*Data for the task*:

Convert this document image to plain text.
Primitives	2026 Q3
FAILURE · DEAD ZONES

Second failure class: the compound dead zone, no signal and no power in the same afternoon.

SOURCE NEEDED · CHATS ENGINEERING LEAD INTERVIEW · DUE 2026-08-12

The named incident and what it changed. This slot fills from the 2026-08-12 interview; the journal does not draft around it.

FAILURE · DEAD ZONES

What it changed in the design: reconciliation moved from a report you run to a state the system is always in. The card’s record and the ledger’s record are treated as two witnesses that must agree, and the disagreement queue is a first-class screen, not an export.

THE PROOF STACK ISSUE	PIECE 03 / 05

*Written request*:
Recopy the whole listing exactly.

*Final result*:
Convert this document image to plain text.
Primitives	2026 Q3
FAILURE · DEAD ZONES

Second failure class: the compound dead zone, no signal and no power in the same afternoon.

SOURCE NEEDED · CHATS ENGINEERING LEAD INTERVIEW · DUE 2026-08-12

The named incident and what it changed. This slot fills from the 2026-08-12 interview; the journal does not draft around it.

FAILURE · DEAD ZONES

What it changed in the design: reconciliation moved from a report you run to a state the system is always in. The card’s record and the ledger’s record are treated as two witnesses that must agree, and the disagreement queue is a first-class screen, not an export.

THE PROOF STACK ISSUE	PIECE 03 / 05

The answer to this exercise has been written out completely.